No caso dos problemas com que a Ryanair  se está a defrontar, há também algo em comum, ou é um caso particular?
A Ryanair é um operador formidável, que apresenta sistematicamente os melhores resultados financeiros na Europa, sendo a companhia aérea que mais passageiros transporta em toda a Europa: é um caso totalmente distinto e pela positiva. No entanto, o modelo de negócio da Ryanair assenta numa optimização operacional alavancada na maximização da utilização dos seus activos e factores de produção, desdes as aeronaves aos recursos humanos. A falta de pilotos na Europa (e no Mundo), associada ao crescimento de operadoras com práticas de recursos humanos mais atractivas (como a Norwegian), conduziu a uma maior taxa de atrito dos pilotos na Ryanair, o que, por sua vez, provocou a necessidade da Ryanair reajustar em baixa, no imediato e no curto prazo, o número de voos oferecidos.

CONTEÚDO DOS DADOS:

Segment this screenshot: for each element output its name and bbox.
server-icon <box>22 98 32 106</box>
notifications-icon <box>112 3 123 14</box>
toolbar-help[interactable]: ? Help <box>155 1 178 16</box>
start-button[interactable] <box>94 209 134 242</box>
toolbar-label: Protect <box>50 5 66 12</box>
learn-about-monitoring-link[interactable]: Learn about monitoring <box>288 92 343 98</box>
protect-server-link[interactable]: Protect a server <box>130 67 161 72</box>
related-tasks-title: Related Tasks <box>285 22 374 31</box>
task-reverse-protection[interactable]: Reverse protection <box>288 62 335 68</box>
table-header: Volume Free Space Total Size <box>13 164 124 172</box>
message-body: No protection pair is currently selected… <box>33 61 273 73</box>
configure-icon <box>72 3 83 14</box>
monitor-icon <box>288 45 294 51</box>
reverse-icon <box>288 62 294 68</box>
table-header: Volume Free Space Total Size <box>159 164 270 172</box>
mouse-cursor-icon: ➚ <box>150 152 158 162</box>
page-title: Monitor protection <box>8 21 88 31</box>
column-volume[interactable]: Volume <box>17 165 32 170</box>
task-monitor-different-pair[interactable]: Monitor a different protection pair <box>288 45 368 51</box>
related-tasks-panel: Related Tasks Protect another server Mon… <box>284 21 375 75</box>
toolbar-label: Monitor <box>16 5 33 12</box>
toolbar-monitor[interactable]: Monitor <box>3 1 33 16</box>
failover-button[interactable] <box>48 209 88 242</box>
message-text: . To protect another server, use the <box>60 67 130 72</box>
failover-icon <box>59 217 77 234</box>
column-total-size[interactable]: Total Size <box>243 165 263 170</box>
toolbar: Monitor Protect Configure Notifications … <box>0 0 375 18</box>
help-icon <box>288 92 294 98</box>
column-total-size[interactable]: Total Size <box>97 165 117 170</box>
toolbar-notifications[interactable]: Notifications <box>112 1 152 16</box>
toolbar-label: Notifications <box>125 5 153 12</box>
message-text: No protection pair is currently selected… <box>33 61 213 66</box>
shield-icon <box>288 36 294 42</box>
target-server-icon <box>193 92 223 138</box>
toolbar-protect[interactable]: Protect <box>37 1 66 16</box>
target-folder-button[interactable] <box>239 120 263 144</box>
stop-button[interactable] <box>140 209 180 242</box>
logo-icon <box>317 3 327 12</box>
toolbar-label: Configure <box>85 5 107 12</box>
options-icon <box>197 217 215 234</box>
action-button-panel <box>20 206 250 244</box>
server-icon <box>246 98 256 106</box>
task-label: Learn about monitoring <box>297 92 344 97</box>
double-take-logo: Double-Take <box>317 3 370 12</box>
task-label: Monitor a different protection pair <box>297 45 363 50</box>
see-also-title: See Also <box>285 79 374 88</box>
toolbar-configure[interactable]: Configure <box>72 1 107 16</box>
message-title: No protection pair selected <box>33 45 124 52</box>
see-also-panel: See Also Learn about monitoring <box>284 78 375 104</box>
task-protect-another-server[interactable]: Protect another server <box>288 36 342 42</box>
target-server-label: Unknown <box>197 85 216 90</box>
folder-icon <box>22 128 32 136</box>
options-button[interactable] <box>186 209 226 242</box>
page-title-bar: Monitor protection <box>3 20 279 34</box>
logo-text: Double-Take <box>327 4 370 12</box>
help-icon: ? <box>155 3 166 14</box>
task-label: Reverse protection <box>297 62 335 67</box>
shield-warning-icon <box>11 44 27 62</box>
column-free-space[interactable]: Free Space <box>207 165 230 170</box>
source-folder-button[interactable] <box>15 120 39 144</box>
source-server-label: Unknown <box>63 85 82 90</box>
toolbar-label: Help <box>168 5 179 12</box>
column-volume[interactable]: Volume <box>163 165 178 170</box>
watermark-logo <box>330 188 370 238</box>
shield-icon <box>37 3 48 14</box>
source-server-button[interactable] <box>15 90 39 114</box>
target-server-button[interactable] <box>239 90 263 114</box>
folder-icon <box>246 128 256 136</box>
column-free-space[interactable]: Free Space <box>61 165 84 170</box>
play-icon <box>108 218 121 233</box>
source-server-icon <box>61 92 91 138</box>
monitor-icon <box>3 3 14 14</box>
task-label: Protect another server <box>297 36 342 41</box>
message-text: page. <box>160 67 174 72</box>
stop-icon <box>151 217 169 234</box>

TRABALHO PEDIDO:
a - Segundo o texto sobre a Ryanair, que companhia é apontada como exemplo de operadora com práticas de recursos humanos mais atractivas?
b - Traduza para inglês esta frase do texto sobre a Ryanair: "A Ryanair é um operador formidável, que apresenta sistematicamente os melhores resultados financeiros na Europa, sendo a companhia aérea que mais passageiros transporta em toda a Europa: é um caso totalmente distinto e pela positiva."
c - Prossiga o texto sobre a Ryanair a partir da última frase apresentada.

RESPOSTAS:
a - A Norwegian.

b - Ryanair is a formidable operator that consistently posts the best financial results in Europe, being the airline that carries the most passengers in all of Europe: it is an entirely different case, and a positive one.

c -
A médio prazo e a longo prazo a Ryanair tem todas as condições para continuar a crescer, em especial no Leste da Europa, apresentando as melhores taxas de rendibilidade financeira do sector, tendo, todavia, que rever as condições laborais que oferece (maiores custos por funcionário) ou admitir elevados níveis de turnover [rotação] no seu staff; em todo o caso, o actual diferencial do custo unitário da Ryanair para a média do sector permite que a Ryanair possa rever as suas políticas de recursos humanos, sem que tal inviabilize, de todo, a sua capacidade de permanecer líder inter-pares no que respeita a rendibilidade económica e financeira.

Quem está a beneficiar mais com o fim destas empresas?
No curto prazo, quem mais beneficia com o fim destas empresas são as restantes incumbentes que operam nos mesmo segmentos e nas mesmas geografias. No caso da Monarch, serão as LCCs com maior presença no Reino Unido. No caso da Air Berlin, será o Grupo Lufthansa e as LCCs que crescem na Alemanha, como a EasyJet e a Ryanair. No caso da Alitalia estamos perante um processo mais gradual mas as LCCs continuarão a ganhar quota de mercado na Itália. A médio e a longo prazo serão as LCCs.

O mercado da aviação na Europa está a atravessar uma fase de consolidação? Esta vai continuar a verificar-se nos próximos anos?
O mercado da aviação na Europa tem vindo a consolidar-se e é expectável que esta consolidação continue, mas não necessariamente com incrementos constantes, pois em certas geografias este processo encontra-se bastante avançado.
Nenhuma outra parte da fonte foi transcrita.